Instructions for the task: Show each line of the records in which the string "List" appears.

Available records:
********************

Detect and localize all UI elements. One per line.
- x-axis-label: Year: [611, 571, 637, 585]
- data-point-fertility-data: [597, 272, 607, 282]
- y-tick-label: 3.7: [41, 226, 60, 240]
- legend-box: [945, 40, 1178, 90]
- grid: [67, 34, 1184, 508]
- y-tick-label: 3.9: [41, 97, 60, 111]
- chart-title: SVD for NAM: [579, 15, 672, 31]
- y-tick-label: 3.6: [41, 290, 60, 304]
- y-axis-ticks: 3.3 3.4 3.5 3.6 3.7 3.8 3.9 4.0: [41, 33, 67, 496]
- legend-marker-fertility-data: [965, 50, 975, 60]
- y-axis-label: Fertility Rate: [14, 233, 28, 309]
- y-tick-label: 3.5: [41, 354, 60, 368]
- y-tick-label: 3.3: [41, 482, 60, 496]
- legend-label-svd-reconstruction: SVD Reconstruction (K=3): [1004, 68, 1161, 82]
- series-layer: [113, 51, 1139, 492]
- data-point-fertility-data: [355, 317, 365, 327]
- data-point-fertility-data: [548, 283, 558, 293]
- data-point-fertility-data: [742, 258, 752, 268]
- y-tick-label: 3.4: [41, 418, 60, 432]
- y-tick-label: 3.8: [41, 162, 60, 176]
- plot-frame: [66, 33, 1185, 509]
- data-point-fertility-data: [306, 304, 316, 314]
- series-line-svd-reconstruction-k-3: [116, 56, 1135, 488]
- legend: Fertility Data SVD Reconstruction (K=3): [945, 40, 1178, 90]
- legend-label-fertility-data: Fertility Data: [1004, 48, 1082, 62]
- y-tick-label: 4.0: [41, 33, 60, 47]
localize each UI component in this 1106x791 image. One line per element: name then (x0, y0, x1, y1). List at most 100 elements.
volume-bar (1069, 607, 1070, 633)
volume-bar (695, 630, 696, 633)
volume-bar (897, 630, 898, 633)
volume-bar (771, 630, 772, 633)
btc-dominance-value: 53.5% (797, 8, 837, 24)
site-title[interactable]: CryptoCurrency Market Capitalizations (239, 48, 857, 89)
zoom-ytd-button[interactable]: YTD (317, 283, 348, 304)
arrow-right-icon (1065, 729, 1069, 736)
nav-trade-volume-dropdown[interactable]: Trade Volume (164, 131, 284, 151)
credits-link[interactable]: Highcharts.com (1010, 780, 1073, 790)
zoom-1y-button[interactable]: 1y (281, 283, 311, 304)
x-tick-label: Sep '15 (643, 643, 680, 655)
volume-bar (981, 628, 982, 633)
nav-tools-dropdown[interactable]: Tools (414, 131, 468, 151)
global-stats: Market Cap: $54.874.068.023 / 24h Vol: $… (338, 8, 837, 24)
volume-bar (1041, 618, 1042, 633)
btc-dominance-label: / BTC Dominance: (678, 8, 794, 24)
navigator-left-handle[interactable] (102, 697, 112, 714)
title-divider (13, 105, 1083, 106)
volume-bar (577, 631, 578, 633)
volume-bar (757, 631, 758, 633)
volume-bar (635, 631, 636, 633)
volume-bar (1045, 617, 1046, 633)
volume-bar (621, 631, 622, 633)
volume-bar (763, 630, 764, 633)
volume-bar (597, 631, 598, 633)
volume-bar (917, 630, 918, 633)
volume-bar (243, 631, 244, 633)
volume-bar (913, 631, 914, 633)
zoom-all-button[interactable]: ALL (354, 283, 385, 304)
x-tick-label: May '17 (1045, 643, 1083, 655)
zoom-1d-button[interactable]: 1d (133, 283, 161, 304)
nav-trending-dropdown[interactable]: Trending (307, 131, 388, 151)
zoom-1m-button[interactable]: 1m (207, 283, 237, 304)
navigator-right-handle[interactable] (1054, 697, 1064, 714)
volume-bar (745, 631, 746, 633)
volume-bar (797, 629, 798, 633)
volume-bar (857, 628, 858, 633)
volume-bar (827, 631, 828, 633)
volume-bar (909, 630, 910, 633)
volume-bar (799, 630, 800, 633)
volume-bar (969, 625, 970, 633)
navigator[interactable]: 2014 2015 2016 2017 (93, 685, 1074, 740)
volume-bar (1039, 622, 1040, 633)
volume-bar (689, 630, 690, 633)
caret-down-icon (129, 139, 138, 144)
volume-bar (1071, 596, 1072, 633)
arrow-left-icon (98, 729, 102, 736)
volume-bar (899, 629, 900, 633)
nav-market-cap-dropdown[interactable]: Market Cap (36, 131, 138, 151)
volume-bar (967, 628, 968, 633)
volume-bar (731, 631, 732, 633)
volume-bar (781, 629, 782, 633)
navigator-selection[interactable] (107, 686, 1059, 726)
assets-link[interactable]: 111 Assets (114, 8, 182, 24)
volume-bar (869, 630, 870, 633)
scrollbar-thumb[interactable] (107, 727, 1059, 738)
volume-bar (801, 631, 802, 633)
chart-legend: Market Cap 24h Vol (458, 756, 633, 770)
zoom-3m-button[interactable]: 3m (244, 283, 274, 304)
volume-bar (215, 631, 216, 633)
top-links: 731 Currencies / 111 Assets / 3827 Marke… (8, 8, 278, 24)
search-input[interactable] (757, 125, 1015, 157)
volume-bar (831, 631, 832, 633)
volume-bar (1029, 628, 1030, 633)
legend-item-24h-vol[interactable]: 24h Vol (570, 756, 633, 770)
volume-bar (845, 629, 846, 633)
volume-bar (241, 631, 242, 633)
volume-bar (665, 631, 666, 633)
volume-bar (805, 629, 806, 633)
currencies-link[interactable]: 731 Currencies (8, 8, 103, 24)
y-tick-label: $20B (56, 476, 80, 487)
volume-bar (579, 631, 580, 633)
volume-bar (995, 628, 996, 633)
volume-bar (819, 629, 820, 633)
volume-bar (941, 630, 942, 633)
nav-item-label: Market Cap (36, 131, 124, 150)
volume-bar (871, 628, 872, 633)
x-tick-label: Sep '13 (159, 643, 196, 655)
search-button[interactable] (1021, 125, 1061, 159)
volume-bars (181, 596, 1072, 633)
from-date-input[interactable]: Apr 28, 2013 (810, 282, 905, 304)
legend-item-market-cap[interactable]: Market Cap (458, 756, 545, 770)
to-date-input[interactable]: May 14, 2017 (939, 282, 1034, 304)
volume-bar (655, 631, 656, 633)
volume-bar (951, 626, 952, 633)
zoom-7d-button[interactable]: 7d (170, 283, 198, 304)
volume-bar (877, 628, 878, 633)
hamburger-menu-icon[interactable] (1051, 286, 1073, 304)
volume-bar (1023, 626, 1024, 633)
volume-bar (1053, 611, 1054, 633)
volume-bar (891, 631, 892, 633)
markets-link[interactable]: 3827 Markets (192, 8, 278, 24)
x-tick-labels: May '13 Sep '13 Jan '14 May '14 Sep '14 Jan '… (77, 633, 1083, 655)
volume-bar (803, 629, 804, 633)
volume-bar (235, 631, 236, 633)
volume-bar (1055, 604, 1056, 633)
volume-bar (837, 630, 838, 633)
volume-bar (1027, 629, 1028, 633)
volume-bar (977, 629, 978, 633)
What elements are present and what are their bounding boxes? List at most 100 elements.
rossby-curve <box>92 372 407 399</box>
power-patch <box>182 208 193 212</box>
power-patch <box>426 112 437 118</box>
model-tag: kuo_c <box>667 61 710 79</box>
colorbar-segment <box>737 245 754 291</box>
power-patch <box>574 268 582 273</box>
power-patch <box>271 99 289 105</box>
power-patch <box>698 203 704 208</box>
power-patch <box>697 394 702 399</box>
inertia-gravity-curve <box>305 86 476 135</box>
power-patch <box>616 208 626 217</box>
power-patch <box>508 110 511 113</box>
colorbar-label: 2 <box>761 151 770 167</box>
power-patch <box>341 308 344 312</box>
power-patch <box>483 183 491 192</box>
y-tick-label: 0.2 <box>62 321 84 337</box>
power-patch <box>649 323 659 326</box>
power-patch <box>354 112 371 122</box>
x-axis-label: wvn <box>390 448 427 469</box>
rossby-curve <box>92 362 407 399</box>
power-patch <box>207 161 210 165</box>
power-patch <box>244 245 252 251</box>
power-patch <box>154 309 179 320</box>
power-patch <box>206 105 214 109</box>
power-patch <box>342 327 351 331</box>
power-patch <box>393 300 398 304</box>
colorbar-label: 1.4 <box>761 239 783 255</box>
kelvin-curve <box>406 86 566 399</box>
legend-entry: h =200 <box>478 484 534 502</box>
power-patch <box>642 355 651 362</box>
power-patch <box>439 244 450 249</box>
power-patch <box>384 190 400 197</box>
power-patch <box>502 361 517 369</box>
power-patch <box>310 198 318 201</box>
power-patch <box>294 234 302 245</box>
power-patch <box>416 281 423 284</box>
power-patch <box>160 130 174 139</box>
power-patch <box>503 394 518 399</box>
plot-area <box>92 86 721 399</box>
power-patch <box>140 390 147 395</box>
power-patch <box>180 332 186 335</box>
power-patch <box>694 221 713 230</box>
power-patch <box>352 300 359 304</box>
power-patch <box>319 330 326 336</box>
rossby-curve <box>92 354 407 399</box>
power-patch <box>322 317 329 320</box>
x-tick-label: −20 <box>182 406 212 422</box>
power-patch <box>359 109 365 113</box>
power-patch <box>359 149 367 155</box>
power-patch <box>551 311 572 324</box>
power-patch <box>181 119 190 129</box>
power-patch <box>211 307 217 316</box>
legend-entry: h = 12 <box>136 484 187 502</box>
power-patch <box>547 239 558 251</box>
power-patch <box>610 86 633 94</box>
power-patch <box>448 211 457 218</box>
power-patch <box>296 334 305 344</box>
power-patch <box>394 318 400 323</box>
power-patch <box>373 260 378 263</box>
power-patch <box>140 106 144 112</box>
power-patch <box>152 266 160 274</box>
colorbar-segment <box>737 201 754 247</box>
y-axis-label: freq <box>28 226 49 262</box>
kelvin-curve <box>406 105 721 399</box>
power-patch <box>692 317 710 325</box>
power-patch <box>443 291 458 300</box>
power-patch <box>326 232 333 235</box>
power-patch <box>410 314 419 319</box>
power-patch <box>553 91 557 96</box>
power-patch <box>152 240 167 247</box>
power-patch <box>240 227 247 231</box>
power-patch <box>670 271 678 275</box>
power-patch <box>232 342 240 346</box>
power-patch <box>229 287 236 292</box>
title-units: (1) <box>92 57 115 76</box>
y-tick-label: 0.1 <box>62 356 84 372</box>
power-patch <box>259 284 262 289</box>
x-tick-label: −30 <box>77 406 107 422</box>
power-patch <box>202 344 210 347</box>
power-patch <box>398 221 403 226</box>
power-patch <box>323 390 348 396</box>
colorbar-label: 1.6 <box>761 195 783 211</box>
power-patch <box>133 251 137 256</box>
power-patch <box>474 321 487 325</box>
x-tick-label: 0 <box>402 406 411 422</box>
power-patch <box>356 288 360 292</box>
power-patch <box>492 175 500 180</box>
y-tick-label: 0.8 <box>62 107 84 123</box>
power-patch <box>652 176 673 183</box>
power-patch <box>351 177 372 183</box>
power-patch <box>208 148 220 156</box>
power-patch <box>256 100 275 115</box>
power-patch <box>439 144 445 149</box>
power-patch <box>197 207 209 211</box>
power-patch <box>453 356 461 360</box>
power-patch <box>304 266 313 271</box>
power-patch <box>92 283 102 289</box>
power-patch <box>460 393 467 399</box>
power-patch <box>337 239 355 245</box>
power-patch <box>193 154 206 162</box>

********************

Answer:
localize each UI component in this 1106x791 image. One line per element: name then (x0, y0, x1, y1). List at most 100 elements.
What elements are present and what are their bounding boxes? List at most 100 elements.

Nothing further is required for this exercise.